• [ARTICLE]:
..............................
Insurance fraud is a major problem, especially in Ontario where it is rife and is thought to be a big contributor to the provinces excessively high auto insurance premiums. The IBC is reminding Canadians that insurance fraud is not a victimless crime, a common misconception. Instead it wastes law enforcement time and resources and hurts consumers as they are forced to pay higher premiums to cover the costs insurance providers’ payout to false claims.

"Fraud is a crime of deception," said Rick Dubin, Vice-President of Investigative Services at IBC. "When undetected, fraudulent claims are paid using the premiums of honest policyholders. Your best defense against insurance fraud is a good offence. Be educated and aware, as fraudsters can easily take advantage of unsuspecting consumers."

While insurance fraud happens all over Canada, it is epidemic in Ontario, the nations most populated provinces. Bill 15 was introduced in Ontario last year, making the processes for clamping down on fraud easier, such as placing stricter regulations on tow trucks and protecting consumers more from false insurance claims.
..............................
• [THE TASKS]:
**a)** Answer these questions from the insurance fraud passage:
(i) What position does Rick Dubin hold at IBC?
(ii) What common misconception is IBC reminding Canadians about?
(iii) What did Bill 15 place stricter regulations on?
**b)** Carry the insurance fraud passage forward from its last sentence.
The records that come next are separate material and have no connection to the insurance fraud passage.
..............................
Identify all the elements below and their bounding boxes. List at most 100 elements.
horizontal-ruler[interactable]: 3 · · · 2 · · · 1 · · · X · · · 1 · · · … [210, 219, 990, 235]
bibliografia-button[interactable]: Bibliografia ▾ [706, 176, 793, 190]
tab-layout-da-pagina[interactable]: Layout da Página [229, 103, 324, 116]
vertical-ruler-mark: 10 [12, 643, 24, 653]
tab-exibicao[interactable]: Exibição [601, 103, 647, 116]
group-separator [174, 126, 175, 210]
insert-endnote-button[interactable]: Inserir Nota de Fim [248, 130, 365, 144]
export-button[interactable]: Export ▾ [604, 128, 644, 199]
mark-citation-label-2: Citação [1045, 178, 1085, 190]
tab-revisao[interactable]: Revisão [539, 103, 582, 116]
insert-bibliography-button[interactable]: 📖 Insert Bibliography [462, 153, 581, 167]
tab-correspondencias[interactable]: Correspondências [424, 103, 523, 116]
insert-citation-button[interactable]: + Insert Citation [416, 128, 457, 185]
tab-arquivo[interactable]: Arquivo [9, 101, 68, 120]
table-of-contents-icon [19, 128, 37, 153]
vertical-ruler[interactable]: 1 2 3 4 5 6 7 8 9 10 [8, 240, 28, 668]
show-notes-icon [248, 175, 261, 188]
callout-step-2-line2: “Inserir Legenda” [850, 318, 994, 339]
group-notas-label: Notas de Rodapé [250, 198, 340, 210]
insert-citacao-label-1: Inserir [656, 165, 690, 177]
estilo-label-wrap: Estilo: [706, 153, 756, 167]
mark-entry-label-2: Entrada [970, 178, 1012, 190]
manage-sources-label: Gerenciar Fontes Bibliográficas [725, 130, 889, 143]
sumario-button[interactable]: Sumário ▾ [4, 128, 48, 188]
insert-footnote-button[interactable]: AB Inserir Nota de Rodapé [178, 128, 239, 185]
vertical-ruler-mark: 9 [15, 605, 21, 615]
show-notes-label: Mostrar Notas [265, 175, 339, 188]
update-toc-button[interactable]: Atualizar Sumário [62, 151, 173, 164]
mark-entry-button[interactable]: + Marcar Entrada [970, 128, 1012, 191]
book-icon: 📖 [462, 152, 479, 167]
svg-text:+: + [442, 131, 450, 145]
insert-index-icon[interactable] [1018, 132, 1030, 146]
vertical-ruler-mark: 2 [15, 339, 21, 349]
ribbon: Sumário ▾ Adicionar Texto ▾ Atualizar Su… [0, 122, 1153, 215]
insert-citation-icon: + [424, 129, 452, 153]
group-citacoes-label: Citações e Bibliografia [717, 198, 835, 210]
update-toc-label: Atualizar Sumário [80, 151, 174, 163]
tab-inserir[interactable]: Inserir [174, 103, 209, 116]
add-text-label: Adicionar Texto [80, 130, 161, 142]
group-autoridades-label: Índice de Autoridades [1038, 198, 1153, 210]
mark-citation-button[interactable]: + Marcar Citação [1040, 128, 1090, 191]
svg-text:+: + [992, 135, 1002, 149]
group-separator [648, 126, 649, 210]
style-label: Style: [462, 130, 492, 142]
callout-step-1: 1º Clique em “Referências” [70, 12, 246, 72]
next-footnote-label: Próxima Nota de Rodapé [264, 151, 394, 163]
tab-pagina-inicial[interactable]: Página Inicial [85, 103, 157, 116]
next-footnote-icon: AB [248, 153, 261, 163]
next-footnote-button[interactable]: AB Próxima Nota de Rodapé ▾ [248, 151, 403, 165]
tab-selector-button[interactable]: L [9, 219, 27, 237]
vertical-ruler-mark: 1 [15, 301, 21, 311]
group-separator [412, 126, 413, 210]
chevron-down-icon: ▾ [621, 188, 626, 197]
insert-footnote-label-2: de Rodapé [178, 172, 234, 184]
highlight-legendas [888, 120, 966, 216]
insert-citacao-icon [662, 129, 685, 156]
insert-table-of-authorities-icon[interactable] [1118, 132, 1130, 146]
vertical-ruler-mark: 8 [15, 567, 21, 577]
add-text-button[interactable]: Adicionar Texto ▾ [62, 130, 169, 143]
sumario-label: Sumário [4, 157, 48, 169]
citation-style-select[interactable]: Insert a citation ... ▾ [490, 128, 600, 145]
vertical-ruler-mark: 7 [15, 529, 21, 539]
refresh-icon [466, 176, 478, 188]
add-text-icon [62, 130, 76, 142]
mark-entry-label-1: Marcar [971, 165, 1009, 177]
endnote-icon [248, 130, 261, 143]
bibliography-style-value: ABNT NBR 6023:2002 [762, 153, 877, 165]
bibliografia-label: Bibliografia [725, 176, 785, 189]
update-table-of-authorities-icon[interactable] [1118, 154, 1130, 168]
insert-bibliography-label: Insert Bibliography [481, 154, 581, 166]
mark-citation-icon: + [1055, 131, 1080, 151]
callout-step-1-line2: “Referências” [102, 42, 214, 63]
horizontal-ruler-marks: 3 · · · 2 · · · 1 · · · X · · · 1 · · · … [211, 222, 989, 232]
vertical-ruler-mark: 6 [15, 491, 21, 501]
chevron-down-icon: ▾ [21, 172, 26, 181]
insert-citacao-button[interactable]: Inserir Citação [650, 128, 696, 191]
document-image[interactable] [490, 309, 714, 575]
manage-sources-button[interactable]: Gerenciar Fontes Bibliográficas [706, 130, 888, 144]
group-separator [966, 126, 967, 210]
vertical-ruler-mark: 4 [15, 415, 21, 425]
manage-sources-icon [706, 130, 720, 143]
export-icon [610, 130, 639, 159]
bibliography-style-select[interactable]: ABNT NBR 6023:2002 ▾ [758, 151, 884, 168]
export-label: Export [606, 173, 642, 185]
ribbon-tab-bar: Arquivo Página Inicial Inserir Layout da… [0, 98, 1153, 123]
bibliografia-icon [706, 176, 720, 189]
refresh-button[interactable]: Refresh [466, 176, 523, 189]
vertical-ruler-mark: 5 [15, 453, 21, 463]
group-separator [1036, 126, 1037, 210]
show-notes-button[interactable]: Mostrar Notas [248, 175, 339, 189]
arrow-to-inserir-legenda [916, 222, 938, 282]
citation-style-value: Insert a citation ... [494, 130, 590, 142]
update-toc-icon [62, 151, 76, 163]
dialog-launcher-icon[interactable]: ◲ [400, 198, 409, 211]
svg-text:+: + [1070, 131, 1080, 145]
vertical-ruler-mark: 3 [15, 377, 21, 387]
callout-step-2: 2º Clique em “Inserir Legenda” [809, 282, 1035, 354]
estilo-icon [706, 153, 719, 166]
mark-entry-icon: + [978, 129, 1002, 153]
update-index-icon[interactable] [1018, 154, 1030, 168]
..............................
• [RESULTS]:
**a)**
(i) Vice-President of Investigative Services
(ii) That insurance fraud is a victimless crime
(iii) Tow trucks

**b)**
Major insurance providers are also tackling the issue and are placing dedicated fraud detection teams to find crime rings that are dedicated to auto insurance and other types of insurance fraud. It is something the IBC welcomes as the Bureau says that it has long been pushing for a better system to combat a problem that has seen the average auto insurance premium rise to more than $1,500 per year.

It is thought that cutting out auto insurance fraud entirely would shave more than $200 off the average premium, but even cutting down fraud would result in savings for consumers in the long term.

"Insurance crime is big business. When they cheat, we all pay," continued Dubin. "IBC and police services rely on help from the community to catch fraudsters. That is why we encourage people with information about insurance crime to call our anonymous TIPS Line at 1-877-IBC-TIPS or Crime Stoppers at 1-800-222-TIPS.”